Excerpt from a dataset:
———

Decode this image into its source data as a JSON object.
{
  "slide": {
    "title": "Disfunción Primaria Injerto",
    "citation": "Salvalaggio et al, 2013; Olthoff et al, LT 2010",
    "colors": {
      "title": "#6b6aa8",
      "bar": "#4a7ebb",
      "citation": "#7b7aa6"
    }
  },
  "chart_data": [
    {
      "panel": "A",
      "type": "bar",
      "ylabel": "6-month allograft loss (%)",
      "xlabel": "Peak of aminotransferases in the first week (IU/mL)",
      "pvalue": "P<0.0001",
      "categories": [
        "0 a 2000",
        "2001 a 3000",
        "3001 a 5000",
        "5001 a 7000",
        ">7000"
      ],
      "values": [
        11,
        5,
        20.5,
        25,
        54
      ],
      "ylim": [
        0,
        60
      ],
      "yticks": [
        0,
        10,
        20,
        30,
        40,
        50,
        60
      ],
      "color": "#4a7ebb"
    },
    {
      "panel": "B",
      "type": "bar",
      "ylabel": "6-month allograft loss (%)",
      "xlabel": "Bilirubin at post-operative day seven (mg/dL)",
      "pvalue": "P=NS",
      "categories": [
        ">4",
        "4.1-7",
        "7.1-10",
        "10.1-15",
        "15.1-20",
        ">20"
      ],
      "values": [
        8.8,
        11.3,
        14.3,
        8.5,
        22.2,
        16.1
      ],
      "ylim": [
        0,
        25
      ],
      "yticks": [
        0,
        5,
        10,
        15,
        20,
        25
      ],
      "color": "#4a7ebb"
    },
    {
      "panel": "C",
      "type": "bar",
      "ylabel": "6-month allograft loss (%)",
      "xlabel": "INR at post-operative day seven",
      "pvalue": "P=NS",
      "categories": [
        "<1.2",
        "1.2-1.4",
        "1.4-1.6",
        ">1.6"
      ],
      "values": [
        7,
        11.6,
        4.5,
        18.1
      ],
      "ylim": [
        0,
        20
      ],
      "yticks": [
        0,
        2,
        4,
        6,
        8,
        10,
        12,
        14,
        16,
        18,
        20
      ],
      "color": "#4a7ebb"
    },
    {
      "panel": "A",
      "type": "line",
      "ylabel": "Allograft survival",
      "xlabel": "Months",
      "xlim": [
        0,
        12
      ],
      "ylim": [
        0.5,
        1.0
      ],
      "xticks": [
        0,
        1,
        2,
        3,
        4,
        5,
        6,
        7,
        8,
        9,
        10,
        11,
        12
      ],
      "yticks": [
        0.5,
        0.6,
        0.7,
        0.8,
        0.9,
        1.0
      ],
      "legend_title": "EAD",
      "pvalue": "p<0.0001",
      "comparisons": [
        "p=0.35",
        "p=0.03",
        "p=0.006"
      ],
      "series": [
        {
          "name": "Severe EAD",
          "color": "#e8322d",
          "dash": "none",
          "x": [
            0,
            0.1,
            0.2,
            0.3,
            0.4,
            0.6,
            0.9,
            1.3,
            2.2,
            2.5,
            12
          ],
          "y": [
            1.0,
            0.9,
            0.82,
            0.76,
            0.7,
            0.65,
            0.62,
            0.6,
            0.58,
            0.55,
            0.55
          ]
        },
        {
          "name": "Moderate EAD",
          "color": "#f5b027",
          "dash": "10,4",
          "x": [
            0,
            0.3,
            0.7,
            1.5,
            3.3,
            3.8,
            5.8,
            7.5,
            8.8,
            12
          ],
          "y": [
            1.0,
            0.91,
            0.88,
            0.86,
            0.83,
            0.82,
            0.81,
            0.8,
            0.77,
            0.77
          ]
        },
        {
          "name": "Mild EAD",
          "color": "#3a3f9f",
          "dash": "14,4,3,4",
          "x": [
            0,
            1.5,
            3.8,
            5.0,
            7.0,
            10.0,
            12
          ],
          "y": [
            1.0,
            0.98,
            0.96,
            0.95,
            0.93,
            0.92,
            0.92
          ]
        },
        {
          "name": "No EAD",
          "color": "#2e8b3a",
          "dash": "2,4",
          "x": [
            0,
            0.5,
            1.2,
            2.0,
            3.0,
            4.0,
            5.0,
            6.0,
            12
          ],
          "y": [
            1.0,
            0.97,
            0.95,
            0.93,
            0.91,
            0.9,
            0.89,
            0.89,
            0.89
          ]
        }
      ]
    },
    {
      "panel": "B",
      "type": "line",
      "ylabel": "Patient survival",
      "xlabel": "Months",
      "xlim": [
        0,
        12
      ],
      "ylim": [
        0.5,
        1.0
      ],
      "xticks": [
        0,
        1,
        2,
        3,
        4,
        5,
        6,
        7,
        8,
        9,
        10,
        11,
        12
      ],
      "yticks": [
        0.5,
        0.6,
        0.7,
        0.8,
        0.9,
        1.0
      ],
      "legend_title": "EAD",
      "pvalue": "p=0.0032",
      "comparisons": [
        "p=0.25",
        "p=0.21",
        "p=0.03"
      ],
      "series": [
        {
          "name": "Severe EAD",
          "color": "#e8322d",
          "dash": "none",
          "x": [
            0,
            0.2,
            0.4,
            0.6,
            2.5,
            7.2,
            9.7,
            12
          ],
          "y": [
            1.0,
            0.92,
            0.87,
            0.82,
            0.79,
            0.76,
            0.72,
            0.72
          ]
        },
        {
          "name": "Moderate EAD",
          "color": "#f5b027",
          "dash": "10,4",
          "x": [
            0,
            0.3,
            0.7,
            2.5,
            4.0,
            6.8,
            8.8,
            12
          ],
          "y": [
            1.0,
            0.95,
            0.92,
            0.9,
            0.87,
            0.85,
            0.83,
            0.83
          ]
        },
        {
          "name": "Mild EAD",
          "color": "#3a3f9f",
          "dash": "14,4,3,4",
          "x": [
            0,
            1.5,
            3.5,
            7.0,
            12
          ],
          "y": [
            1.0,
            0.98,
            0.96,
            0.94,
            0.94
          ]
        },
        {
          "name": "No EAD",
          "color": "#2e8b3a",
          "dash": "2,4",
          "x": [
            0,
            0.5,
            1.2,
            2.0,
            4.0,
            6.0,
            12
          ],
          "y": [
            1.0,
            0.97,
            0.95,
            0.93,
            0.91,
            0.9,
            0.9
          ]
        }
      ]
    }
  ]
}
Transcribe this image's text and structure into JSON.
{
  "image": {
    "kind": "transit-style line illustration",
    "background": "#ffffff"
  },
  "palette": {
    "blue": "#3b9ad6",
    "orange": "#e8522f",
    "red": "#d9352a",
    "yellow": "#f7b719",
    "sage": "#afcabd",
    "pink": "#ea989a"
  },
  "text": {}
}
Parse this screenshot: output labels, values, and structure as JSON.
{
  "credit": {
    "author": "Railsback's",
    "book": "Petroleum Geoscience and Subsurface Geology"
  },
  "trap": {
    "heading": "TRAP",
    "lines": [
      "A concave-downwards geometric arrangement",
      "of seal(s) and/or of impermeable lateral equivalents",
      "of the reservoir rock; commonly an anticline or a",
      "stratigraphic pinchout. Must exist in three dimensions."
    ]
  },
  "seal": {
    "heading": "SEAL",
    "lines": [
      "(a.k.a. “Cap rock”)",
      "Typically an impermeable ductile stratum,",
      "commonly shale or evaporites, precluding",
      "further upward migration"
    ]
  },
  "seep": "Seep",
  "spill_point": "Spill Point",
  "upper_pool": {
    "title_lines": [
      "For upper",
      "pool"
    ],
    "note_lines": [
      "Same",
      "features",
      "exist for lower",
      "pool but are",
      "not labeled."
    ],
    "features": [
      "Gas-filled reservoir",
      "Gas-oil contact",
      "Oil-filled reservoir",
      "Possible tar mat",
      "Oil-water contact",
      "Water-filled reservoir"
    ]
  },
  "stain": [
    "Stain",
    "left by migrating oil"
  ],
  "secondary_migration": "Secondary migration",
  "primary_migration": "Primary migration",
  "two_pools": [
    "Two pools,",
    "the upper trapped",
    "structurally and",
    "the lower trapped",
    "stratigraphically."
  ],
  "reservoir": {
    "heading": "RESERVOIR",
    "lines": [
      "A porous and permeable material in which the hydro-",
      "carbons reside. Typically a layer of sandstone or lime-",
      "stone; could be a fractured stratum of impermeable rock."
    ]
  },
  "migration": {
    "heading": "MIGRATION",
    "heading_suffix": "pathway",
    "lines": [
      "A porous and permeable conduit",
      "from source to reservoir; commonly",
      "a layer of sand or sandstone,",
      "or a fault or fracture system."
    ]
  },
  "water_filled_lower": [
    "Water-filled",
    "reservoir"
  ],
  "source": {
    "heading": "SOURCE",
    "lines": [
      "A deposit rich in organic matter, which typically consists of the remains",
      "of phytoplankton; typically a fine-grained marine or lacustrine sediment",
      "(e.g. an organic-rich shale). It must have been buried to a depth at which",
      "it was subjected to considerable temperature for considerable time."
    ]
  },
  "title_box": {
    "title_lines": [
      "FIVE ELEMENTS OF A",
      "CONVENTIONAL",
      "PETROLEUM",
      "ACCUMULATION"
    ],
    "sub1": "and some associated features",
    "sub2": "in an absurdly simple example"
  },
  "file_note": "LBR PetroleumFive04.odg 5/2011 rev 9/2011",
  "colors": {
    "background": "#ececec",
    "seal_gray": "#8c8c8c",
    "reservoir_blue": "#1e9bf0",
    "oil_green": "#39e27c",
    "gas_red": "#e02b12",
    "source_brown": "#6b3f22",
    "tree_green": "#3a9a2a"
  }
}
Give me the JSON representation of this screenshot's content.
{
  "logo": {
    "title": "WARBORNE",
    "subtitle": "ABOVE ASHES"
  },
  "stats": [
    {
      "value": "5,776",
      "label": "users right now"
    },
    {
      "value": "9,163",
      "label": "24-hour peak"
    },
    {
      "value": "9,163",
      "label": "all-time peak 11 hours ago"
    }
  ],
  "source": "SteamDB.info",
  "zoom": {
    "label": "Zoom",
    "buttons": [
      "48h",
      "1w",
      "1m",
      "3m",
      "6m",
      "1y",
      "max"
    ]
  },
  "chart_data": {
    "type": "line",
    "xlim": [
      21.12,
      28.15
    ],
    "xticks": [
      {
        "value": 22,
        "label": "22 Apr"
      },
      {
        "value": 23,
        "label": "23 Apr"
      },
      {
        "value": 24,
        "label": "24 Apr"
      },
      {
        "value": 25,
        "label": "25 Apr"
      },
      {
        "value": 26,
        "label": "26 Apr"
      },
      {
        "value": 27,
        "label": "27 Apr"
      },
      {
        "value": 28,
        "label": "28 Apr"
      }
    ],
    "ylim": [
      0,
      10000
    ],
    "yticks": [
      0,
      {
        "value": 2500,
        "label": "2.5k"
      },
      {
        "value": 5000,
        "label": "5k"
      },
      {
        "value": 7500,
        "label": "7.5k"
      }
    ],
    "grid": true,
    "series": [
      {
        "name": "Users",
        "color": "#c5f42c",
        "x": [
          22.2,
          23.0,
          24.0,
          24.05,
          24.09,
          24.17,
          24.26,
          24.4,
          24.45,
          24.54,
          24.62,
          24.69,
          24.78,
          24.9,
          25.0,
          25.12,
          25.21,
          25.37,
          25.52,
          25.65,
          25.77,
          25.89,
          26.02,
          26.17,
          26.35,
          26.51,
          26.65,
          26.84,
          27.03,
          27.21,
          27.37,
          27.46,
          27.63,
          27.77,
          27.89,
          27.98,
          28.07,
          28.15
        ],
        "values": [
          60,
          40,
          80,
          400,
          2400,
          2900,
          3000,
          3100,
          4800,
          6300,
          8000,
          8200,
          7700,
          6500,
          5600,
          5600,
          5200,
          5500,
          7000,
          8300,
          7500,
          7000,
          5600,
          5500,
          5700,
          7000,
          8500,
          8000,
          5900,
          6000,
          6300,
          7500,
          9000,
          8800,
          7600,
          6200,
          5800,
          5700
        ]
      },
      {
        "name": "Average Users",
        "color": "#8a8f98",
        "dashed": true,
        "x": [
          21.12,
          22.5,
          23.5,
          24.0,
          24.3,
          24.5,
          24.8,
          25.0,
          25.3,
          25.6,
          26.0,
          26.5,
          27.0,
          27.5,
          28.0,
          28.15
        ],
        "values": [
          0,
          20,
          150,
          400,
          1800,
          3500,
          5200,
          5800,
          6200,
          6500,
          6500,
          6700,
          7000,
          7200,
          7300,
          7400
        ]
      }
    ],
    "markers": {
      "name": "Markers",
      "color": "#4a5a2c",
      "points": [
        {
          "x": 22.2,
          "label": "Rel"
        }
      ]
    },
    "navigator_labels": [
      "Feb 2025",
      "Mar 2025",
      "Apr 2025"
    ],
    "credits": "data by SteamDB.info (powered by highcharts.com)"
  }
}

———

What to work on:
Copy all lines from the material that include "trapped".

Result of the exercise:
    "the upper trapped",
    "the lower trapped",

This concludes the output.